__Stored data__
○ ○ ○ ○
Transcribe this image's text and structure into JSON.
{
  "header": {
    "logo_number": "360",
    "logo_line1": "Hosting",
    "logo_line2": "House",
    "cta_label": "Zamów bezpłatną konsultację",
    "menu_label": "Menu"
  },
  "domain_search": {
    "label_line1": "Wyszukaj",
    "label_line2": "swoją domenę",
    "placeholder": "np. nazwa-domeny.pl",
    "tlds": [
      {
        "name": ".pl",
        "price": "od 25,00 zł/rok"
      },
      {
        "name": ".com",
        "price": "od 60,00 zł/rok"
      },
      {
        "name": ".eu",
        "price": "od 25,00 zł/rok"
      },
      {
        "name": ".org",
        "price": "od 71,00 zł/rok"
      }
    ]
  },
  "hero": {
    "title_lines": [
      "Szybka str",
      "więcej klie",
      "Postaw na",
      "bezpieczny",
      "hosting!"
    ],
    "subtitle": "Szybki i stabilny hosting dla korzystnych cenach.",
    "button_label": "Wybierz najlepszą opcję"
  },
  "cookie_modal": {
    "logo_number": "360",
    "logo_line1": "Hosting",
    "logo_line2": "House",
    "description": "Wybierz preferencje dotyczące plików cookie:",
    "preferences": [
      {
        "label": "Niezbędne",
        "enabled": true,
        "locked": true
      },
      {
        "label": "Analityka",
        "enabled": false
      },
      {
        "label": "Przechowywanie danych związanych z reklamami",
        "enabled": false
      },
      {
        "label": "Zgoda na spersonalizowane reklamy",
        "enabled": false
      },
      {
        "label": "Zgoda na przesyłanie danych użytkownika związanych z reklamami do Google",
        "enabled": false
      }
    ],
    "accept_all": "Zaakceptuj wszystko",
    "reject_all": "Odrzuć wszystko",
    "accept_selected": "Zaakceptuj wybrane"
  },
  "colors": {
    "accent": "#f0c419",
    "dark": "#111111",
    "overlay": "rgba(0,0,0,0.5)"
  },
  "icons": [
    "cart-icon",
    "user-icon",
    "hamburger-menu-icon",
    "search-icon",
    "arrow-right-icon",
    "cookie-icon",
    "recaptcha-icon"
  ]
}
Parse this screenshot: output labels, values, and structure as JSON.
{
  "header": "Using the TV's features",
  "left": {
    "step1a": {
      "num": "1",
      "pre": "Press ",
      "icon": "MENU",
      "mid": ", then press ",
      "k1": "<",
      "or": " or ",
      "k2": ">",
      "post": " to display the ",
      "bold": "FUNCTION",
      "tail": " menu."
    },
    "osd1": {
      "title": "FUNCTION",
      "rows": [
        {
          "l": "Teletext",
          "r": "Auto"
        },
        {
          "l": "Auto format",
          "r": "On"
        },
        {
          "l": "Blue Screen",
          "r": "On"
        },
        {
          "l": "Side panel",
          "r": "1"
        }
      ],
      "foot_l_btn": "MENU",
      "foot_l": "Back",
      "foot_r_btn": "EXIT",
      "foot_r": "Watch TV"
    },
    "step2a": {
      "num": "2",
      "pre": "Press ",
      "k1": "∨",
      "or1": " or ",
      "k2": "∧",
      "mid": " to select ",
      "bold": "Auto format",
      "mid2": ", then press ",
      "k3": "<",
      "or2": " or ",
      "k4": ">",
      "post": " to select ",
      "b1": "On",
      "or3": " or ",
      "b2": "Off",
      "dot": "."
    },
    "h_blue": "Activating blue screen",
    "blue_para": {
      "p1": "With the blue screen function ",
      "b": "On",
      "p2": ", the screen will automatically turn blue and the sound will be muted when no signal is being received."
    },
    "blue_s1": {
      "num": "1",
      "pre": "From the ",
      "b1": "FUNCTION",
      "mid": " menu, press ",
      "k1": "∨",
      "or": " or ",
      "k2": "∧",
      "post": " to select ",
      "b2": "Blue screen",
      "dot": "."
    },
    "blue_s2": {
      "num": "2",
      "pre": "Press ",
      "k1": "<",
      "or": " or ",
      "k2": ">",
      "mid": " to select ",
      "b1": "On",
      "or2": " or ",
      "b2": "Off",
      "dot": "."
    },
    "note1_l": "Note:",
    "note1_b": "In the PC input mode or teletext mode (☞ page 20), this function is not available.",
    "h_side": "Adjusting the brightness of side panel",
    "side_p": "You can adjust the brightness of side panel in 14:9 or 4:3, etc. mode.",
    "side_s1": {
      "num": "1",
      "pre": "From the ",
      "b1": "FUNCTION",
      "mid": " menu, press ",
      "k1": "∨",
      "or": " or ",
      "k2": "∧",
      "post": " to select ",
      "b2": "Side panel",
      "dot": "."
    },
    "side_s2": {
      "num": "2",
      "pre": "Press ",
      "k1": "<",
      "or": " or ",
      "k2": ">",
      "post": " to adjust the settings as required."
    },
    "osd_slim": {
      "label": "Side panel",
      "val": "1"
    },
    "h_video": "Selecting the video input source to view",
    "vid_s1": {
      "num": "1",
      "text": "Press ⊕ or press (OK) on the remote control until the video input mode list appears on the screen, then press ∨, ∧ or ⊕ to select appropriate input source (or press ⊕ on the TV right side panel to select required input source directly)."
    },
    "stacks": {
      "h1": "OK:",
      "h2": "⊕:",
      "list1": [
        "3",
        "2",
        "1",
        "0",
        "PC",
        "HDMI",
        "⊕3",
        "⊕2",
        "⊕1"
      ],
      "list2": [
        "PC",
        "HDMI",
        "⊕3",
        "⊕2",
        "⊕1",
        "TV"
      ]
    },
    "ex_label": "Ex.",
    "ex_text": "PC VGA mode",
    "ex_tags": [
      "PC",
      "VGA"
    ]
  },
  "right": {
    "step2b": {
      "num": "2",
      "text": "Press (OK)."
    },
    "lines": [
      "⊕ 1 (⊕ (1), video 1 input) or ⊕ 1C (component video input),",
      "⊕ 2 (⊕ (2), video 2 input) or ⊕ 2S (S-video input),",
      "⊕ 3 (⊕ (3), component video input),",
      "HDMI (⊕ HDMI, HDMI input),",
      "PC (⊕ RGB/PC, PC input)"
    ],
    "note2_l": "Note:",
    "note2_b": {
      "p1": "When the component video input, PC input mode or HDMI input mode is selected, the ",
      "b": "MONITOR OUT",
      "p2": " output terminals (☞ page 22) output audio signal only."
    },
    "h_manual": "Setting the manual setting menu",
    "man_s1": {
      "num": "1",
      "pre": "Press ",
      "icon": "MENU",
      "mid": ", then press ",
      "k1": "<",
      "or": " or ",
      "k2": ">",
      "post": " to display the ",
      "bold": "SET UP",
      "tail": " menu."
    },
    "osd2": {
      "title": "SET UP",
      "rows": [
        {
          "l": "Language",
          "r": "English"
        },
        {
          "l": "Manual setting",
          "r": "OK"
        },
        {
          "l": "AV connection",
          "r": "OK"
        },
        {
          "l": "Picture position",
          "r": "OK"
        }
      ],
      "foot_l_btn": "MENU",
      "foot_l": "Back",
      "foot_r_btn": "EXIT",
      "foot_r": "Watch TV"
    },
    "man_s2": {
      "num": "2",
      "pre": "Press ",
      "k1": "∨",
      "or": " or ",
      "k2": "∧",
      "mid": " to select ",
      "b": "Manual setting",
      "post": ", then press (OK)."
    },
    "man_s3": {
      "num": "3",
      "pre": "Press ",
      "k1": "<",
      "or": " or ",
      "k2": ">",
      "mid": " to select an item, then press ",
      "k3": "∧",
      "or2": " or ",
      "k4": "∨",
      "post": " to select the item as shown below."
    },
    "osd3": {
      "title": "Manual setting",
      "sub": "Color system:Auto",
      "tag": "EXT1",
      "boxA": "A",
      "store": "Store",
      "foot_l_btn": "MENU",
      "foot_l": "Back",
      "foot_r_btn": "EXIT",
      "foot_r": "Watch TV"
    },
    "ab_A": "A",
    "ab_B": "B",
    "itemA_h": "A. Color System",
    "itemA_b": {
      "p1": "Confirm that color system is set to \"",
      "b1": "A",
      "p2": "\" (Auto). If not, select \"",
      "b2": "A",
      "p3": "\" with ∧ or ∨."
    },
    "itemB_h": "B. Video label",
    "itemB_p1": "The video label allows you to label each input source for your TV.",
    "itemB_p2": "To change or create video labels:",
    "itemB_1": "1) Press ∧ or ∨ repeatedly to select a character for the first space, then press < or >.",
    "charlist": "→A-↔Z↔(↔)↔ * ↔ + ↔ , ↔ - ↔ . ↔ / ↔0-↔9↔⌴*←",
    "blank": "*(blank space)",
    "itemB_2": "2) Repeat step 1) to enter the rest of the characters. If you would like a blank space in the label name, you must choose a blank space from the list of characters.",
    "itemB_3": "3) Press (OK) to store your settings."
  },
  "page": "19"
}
○ ○ ○ ○
__TASK INSTRUCTIONS__
Take every line from the data above that holds "required" and copy it out.

__WRITTEN SOLUTION__
      "post": " to adjust the settings as required."
      "text": "Press ⊕ or press (OK) on the remote control until the video input mode list appears on the screen, then press ∨, ∧ or ⊕ to select appropriate input source (or press ⊕ on the TV right side panel to select required input source directly)."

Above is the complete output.